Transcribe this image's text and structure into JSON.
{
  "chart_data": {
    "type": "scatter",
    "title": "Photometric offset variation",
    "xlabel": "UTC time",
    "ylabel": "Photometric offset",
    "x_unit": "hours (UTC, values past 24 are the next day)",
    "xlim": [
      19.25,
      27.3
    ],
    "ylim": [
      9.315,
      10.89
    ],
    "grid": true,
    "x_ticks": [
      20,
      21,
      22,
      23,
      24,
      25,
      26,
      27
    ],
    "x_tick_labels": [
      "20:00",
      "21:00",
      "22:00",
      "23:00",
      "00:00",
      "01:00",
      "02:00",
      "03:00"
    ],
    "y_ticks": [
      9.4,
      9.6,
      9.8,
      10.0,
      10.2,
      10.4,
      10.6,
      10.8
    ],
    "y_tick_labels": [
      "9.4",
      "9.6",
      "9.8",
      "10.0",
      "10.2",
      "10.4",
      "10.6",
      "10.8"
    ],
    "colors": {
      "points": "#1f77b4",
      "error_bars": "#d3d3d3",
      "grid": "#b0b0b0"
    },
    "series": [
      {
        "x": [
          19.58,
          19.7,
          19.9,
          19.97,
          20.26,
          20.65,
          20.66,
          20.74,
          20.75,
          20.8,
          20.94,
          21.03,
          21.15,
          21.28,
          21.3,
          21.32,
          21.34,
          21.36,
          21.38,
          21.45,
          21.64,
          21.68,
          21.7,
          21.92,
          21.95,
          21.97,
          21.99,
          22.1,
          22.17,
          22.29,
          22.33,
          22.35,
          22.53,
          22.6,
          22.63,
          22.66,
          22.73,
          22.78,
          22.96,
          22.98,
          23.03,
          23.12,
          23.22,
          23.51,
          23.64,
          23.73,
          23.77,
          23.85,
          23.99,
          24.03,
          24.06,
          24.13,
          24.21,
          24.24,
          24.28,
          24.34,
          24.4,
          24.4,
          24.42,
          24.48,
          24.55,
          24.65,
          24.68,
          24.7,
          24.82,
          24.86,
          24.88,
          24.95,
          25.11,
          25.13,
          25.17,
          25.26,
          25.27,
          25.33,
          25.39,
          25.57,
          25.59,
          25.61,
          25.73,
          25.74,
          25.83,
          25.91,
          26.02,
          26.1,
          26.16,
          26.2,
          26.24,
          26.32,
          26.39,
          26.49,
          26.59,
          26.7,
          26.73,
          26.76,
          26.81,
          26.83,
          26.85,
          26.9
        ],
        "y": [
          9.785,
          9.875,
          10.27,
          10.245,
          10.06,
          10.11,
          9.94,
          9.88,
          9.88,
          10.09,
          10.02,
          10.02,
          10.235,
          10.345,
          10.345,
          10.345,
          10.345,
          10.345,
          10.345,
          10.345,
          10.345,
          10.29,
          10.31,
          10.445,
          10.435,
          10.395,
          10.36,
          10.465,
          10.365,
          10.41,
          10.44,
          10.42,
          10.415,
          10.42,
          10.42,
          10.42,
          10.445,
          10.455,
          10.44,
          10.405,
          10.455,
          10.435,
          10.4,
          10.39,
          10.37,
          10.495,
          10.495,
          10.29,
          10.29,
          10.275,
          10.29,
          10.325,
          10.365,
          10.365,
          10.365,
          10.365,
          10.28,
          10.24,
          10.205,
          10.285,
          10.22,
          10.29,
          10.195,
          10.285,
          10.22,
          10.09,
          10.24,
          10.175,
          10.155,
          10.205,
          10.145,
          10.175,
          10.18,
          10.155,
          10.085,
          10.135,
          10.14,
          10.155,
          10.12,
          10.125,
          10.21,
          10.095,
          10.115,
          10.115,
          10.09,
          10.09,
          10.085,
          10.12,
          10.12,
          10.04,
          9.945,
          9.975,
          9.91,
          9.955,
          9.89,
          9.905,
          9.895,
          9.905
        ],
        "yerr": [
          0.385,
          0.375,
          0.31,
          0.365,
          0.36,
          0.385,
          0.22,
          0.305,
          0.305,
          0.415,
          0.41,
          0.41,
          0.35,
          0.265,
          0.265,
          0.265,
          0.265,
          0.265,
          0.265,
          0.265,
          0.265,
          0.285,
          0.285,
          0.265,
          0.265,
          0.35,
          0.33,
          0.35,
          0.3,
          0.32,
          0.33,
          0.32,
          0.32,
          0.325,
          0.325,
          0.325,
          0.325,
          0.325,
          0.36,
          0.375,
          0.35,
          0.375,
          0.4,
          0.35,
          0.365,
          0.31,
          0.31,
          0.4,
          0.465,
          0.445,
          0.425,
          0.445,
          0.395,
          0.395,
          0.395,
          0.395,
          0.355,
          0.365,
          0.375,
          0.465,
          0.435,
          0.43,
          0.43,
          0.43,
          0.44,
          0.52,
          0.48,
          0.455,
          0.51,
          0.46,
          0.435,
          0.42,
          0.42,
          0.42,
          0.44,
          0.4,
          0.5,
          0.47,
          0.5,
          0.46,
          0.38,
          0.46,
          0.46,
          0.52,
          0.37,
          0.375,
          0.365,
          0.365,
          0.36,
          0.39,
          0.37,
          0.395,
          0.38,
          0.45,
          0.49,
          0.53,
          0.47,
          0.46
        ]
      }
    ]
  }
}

■ WHAT IS BEING ASKED ■
Reproduce every entry shown above, precisely as it stands.

■ EXERCISE RESULT ■
Transcribe this image's text and structure into JSON.
{
  "chart_data": {
    "type": "scatter",
    "title": "Photometric offset variation",
    "xlabel": "UTC time",
    "ylabel": "Photometric offset",
    "x_unit": "hours (UTC, values past 24 are the next day)",
    "xlim": [
      19.25,
      27.3
    ],
    "ylim": [
      9.315,
      10.89
    ],
    "grid": true,
    "x_ticks": [
      20,
      21,
      22,
      23,
      24,
      25,
      26,
      27
    ],
    "x_tick_labels": [
      "20:00",
      "21:00",
      "22:00",
      "23:00",
      "00:00",
      "01:00",
      "02:00",
      "03:00"
    ],
    "y_ticks": [
      9.4,
      9.6,
      9.8,
      10.0,
      10.2,
      10.4,
      10.6,
      10.8
    ],
    "y_tick_labels": [
      "9.4",
      "9.6",
      "9.8",
      "10.0",
      "10.2",
      "10.4",
      "10.6",
      "10.8"
    ],
    "colors": {
      "points": "#1f77b4",
      "error_bars": "#d3d3d3",
      "grid": "#b0b0b0"
    },
    "series": [
      {
        "x": [
          19.58,
          19.7,
          19.9,
          19.97,
          20.26,
          20.65,
          20.66,
          20.74,
          20.75,
          20.8,
          20.94,
          21.03,
          21.15,
          21.28,
          21.3,
          21.32,
          21.34,
          21.36,
          21.38,
          21.45,
          21.64,
          21.68,
          21.7,
          21.92,
          21.95,
          21.97,
          21.99,
          22.1,
          22.17,
          22.29,
          22.33,
          22.35,
          22.53,
          22.6,
          22.63,
          22.66,
          22.73,
          22.78,
          22.96,
          22.98,
          23.03,
          23.12,
          23.22,
          23.51,
          23.64,
          23.73,
          23.77,
          23.85,
          23.99,
          24.03,
          24.06,
          24.13,
          24.21,
          24.24,
          24.28,
          24.34,
          24.4,
          24.4,
          24.42,
          24.48,
          24.55,
          24.65,
          24.68,
          24.7,
          24.82,
          24.86,
          24.88,
          24.95,
          25.11,
          25.13,
          25.17,
          25.26,
          25.27,
          25.33,
          25.39,
          25.57,
          25.59,
          25.61,
          25.73,
          25.74,
          25.83,
          25.91,
          26.02,
          26.1,
          26.16,
          26.2,
          26.24,
          26.32,
          26.39,
          26.49,
          26.59,
          26.7,
          26.73,
          26.76,
          26.81,
          26.83,
          26.85,
          26.9
        ],
        "y": [
          9.785,
          9.875,
          10.27,
          10.245,
          10.06,
          10.11,
          9.94,
          9.88,
          9.88,
          10.09,
          10.02,
          10.02,
          10.235,
          10.345,
          10.345,
          10.345,
          10.345,
          10.345,
          10.345,
          10.345,
          10.345,
          10.29,
          10.31,
          10.445,
          10.435,
          10.395,
          10.36,
          10.465,
          10.365,
          10.41,
          10.44,
          10.42,
          10.415,
          10.42,
          10.42,
          10.42,
          10.445,
          10.455,
          10.44,
          10.405,
          10.455,
          10.435,
          10.4,
          10.39,
          10.37,
          10.495,
          10.495,
          10.29,
          10.29,
          10.275,
          10.29,
          10.325,
          10.365,
          10.365,
          10.365,
          10.365,
          10.28,
          10.24,
          10.205,
          10.285,
          10.22,
          10.29,
          10.195,
          10.285,
          10.22,
          10.09,
          10.24,
          10.175,
          10.155,
          10.205,
          10.145,
          10.175,
          10.18,
          10.155,
          10.085,
          10.135,
          10.14,
          10.155,
          10.12,
          10.125,
          10.21,
          10.095,
          10.115,
          10.115,
          10.09,
          10.09,
          10.085,
          10.12,
          10.12,
          10.04,
          9.945,
          9.975,
          9.91,
          9.955,
          9.89,
          9.905,
          9.895,
          9.905
        ],
        "yerr": [
          0.385,
          0.375,
          0.31,
          0.365,
          0.36,
          0.385,
          0.22,
          0.305,
          0.305,
          0.415,
          0.41,
          0.41,
          0.35,
          0.265,
          0.265,
          0.265,
          0.265,
          0.265,
          0.265,
          0.265,
          0.265,
          0.285,
          0.285,
          0.265,
          0.265,
          0.35,
          0.33,
          0.35,
          0.3,
          0.32,
          0.33,
          0.32,
          0.32,
          0.325,
          0.325,
          0.325,
          0.325,
          0.325,
          0.36,
          0.375,
          0.35,
          0.375,
          0.4,
          0.35,
          0.365,
          0.31,
          0.31,
          0.4,
          0.465,
          0.445,
          0.425,
          0.445,
          0.395,
          0.395,
          0.395,
          0.395,
          0.355,
          0.365,
          0.375,
          0.465,
          0.435,
          0.43,
          0.43,
          0.43,
          0.44,
          0.52,
          0.48,
          0.455,
          0.51,
          0.46,
          0.435,
          0.42,
          0.42,
          0.42,
          0.44,
          0.4,
          0.5,
          0.47,
          0.5,
          0.46,
          0.38,
          0.46,
          0.46,
          0.52,
          0.37,
          0.375,
          0.365,
          0.365,
          0.36,
          0.39,
          0.37,
          0.395,
          0.38,
          0.45,
          0.49,
          0.53,
          0.47,
          0.46
        ]
      }
    ]
  }
}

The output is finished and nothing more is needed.